Copy the records below exactly, omitting any pictures they contain.
■ ■ ■ ■ ■ ■ ■
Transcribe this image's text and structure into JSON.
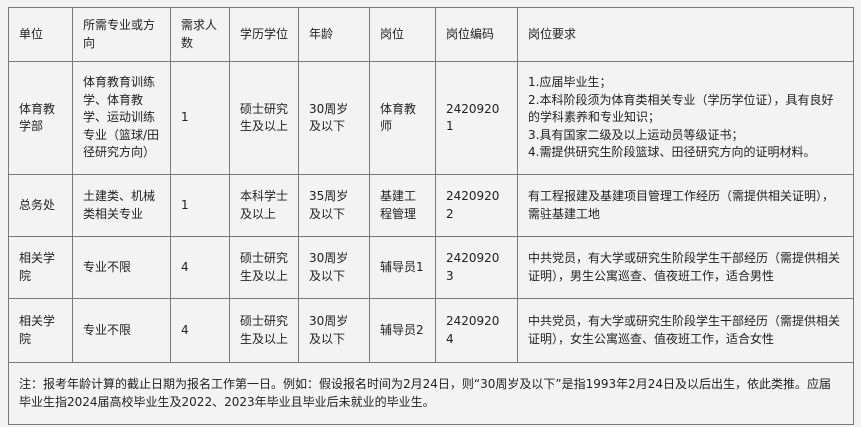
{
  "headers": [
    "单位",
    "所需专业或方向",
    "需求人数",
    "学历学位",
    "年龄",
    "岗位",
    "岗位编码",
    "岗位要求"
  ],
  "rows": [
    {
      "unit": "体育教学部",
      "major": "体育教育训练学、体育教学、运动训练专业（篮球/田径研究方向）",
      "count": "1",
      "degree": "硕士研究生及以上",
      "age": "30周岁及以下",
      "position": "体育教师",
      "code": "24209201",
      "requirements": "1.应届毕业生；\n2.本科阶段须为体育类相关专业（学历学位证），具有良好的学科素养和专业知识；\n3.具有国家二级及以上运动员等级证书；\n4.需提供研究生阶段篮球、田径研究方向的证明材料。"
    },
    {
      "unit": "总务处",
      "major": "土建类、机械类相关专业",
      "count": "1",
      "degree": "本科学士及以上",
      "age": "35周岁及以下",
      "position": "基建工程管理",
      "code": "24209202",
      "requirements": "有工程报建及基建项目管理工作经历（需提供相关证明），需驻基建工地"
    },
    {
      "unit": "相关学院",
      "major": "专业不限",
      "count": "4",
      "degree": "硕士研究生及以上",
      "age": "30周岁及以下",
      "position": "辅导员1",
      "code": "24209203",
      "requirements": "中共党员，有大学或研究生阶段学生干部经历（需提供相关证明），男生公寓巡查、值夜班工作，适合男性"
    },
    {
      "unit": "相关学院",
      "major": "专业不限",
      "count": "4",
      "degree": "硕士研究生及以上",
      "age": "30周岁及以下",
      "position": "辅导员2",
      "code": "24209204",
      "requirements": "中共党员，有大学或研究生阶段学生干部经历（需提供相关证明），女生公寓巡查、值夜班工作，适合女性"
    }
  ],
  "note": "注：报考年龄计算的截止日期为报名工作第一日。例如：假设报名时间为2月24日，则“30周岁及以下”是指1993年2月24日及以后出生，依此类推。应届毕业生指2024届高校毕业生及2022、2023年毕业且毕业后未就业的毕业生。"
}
■ ■ ■ ■ ■ ■ ■
- [RIGHT ANSWER]
Transcribe this image's text and structure into JSON.
{
  "headers": [
    "单位",
    "所需专业或方向",
    "需求人数",
    "学历学位",
    "年龄",
    "岗位",
    "岗位编码",
    "岗位要求"
  ],
  "rows": [
    {
      "unit": "体育教学部",
      "major": "体育教育训练学、体育教学、运动训练专业（篮球/田径研究方向）",
      "count": "1",
      "degree": "硕士研究生及以上",
      "age": "30周岁及以下",
      "position": "体育教师",
      "code": "24209201",
      "requirements": "1.应届毕业生；\n2.本科阶段须为体育类相关专业（学历学位证），具有良好的学科素养和专业知识；\n3.具有国家二级及以上运动员等级证书；\n4.需提供研究生阶段篮球、田径研究方向的证明材料。"
    },
    {
      "unit": "总务处",
      "major": "土建类、机械类相关专业",
      "count": "1",
      "degree": "本科学士及以上",
      "age": "35周岁及以下",
      "position": "基建工程管理",
      "code": "24209202",
      "requirements": "有工程报建及基建项目管理工作经历（需提供相关证明），需驻基建工地"
    },
    {
      "unit": "相关学院",
      "major": "专业不限",
      "count": "4",
      "degree": "硕士研究生及以上",
      "age": "30周岁及以下",
      "position": "辅导员1",
      "code": "24209203",
      "requirements": "中共党员，有大学或研究生阶段学生干部经历（需提供相关证明），男生公寓巡查、值夜班工作，适合男性"
    },
    {
      "unit": "相关学院",
      "major": "专业不限",
      "count": "4",
      "degree": "硕士研究生及以上",
      "age": "30周岁及以下",
      "position": "辅导员2",
      "code": "24209204",
      "requirements": "中共党员，有大学或研究生阶段学生干部经历（需提供相关证明），女生公寓巡查、值夜班工作，适合女性"
    }
  ],
  "note": "注：报考年龄计算的截止日期为报名工作第一日。例如：假设报名时间为2月24日，则“30周岁及以下”是指1993年2月24日及以后出生，依此类推。应届毕业生指2024届高校毕业生及2022、2023年毕业且毕业后未就业的毕业生。"
}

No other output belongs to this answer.